Aim of the task: All lines in the data bearing the string "Western" should be identified and copied.

Records supplied:
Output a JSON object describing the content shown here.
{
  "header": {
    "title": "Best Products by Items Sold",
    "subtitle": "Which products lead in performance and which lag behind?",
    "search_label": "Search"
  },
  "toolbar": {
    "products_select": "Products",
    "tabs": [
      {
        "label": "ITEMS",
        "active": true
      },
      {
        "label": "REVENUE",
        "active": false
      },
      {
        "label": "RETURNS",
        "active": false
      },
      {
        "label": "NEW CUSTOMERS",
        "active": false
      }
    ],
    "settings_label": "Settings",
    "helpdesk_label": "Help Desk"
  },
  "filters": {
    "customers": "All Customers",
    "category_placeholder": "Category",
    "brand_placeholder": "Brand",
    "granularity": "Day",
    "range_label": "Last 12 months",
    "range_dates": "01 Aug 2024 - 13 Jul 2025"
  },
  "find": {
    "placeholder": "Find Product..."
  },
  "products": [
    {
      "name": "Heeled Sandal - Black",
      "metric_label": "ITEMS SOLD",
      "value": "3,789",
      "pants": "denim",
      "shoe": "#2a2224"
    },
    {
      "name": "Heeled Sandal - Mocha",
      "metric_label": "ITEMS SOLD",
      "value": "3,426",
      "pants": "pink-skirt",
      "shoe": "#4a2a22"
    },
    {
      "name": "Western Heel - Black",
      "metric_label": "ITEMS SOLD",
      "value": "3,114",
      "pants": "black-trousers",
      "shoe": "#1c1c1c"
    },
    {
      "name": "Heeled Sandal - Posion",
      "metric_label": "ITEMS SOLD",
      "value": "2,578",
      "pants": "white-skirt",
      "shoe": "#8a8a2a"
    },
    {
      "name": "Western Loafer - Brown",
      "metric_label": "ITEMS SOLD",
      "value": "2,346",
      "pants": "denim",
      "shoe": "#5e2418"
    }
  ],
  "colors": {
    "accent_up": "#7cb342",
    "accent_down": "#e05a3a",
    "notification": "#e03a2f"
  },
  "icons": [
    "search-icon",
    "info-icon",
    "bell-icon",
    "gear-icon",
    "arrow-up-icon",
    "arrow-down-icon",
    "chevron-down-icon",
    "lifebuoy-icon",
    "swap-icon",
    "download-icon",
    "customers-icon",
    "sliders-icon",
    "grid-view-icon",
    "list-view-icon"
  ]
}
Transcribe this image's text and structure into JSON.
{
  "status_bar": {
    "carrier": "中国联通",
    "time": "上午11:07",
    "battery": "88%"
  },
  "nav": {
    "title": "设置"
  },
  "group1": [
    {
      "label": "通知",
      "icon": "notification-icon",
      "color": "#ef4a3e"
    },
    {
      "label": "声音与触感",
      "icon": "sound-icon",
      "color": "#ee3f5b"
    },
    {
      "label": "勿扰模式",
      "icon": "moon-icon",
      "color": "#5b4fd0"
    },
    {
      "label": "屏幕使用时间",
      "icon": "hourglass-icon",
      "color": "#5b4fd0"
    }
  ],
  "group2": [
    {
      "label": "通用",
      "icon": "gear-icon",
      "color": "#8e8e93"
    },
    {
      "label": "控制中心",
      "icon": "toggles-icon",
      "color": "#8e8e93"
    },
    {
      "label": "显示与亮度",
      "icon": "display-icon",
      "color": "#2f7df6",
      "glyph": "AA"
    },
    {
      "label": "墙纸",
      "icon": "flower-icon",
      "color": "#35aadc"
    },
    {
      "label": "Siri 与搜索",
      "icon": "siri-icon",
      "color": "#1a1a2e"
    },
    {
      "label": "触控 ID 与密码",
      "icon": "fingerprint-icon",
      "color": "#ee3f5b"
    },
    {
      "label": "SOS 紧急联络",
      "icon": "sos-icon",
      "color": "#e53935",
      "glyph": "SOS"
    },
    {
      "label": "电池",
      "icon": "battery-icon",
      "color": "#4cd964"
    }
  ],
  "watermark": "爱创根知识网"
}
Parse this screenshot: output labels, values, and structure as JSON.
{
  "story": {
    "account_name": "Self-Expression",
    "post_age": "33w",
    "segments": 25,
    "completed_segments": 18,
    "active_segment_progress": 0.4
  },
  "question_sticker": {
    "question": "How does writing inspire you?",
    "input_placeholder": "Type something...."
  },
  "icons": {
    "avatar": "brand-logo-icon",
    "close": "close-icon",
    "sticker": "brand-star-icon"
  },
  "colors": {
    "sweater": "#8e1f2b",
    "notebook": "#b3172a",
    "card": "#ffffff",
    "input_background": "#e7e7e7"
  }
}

Written answer:
      "name": "Western Heel - Black",
      "name": "Western Loafer - Brown",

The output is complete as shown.